# Requirement
Print these lines below without any changes.

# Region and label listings

— Begin —

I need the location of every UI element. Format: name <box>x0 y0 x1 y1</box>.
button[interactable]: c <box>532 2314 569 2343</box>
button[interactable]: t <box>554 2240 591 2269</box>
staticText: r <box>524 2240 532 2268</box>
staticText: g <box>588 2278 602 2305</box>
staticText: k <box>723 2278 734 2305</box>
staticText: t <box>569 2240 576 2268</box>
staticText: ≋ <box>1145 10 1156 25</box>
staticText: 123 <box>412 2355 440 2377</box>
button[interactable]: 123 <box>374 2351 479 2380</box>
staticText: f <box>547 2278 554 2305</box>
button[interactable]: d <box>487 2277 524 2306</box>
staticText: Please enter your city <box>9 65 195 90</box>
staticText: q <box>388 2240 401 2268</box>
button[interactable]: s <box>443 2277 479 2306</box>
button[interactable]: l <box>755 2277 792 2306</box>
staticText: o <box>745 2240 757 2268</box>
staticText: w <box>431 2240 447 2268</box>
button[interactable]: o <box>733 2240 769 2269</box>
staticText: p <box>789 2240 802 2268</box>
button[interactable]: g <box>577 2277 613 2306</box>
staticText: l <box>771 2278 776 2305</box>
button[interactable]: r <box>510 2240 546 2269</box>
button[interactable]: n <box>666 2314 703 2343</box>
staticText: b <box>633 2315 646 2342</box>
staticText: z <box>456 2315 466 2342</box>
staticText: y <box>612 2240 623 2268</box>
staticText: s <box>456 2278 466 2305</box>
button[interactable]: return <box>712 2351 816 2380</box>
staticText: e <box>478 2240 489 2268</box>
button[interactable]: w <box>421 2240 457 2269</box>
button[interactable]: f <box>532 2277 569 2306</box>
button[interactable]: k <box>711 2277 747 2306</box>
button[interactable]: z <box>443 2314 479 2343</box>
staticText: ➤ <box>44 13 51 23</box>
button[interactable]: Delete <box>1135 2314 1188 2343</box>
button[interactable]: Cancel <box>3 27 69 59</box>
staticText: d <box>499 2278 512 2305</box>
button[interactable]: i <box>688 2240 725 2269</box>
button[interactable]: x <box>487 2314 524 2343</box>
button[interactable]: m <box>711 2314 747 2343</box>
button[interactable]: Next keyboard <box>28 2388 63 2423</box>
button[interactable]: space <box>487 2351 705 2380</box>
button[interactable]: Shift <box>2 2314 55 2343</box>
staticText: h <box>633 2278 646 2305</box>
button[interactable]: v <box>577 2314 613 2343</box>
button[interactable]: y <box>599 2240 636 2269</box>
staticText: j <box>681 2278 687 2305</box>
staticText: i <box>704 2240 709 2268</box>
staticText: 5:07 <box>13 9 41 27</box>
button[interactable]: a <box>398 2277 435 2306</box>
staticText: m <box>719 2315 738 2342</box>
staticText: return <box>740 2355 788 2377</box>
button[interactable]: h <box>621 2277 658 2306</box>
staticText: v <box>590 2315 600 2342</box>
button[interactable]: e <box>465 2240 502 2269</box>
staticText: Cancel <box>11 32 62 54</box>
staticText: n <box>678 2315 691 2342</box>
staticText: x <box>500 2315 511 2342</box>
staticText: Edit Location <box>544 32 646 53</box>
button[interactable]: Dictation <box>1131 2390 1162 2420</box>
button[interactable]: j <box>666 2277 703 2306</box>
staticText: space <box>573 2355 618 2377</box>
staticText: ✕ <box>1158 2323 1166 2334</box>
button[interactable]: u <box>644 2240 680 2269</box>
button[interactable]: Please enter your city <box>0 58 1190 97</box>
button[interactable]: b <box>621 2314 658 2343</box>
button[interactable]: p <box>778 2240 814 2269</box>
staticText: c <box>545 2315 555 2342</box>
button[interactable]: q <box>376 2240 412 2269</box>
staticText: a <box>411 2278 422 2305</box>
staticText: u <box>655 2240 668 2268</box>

— End —

# Written solution
I need the location of every UI element. Format: name <box>x0 y0 x1 y1</box>.
button[interactable]: c <box>532 2314 569 2343</box>
button[interactable]: t <box>554 2240 591 2269</box>
staticText: r <box>524 2240 532 2268</box>
staticText: g <box>588 2278 602 2305</box>
staticText: k <box>723 2278 734 2305</box>
staticText: t <box>569 2240 576 2268</box>
staticText: ≋ <box>1145 10 1156 25</box>
staticText: 123 <box>412 2355 440 2377</box>
button[interactable]: 123 <box>374 2351 479 2380</box>
staticText: f <box>547 2278 554 2305</box>
button[interactable]: d <box>487 2277 524 2306</box>
staticText: Please enter your city <box>9 65 195 90</box>
staticText: q <box>388 2240 401 2268</box>
button[interactable]: s <box>443 2277 479 2306</box>
button[interactable]: l <box>755 2277 792 2306</box>
staticText: o <box>745 2240 757 2268</box>
staticText: w <box>431 2240 447 2268</box>
button[interactable]: o <box>733 2240 769 2269</box>
staticText: p <box>789 2240 802 2268</box>
button[interactable]: g <box>577 2277 613 2306</box>
staticText: l <box>771 2278 776 2305</box>
button[interactable]: r <box>510 2240 546 2269</box>
button[interactable]: n <box>666 2314 703 2343</box>
staticText: b <box>633 2315 646 2342</box>
staticText: z <box>456 2315 466 2342</box>
staticText: y <box>612 2240 623 2268</box>
staticText: s <box>456 2278 466 2305</box>
button[interactable]: return <box>712 2351 816 2380</box>
staticText: e <box>478 2240 489 2268</box>
button[interactable]: w <box>421 2240 457 2269</box>
button[interactable]: f <box>532 2277 569 2306</box>
button[interactable]: k <box>711 2277 747 2306</box>
button[interactable]: z <box>443 2314 479 2343</box>
staticText: ➤ <box>44 13 51 23</box>
button[interactable]: Delete <box>1135 2314 1188 2343</box>
button[interactable]: Cancel <box>3 27 69 59</box>
staticText: d <box>499 2278 512 2305</box>
button[interactable]: i <box>688 2240 725 2269</box>
button[interactable]: x <box>487 2314 524 2343</box>
button[interactable]: m <box>711 2314 747 2343</box>
button[interactable]: Next keyboard <box>28 2388 63 2423</box>
button[interactable]: space <box>487 2351 705 2380</box>
button[interactable]: Shift <box>2 2314 55 2343</box>
staticText: h <box>633 2278 646 2305</box>
button[interactable]: v <box>577 2314 613 2343</box>
button[interactable]: y <box>599 2240 636 2269</box>
staticText: j <box>681 2278 687 2305</box>
staticText: i <box>704 2240 709 2268</box>
staticText: 5:07 <box>13 9 41 27</box>
button[interactable]: a <box>398 2277 435 2306</box>
staticText: m <box>719 2315 738 2342</box>
staticText: return <box>740 2355 788 2377</box>
button[interactable]: h <box>621 2277 658 2306</box>
staticText: v <box>590 2315 600 2342</box>
button[interactable]: e <box>465 2240 502 2269</box>
staticText: Cancel <box>11 32 62 54</box>
staticText: n <box>678 2315 691 2342</box>
staticText: x <box>500 2315 511 2342</box>
staticText: Edit Location <box>544 32 646 53</box>
button[interactable]: Dictation <box>1131 2390 1162 2420</box>
button[interactable]: j <box>666 2277 703 2306</box>
staticText: space <box>573 2355 618 2377</box>
staticText: ✕ <box>1158 2323 1166 2334</box>
button[interactable]: u <box>644 2240 680 2269</box>
button[interactable]: Please enter your city <box>0 58 1190 97</box>
button[interactable]: b <box>621 2314 658 2343</box>
button[interactable]: p <box>778 2240 814 2269</box>
staticText: c <box>545 2315 555 2342</box>
button[interactable]: q <box>376 2240 412 2269</box>
staticText: a <box>411 2278 422 2305</box>
staticText: u <box>655 2240 668 2268</box>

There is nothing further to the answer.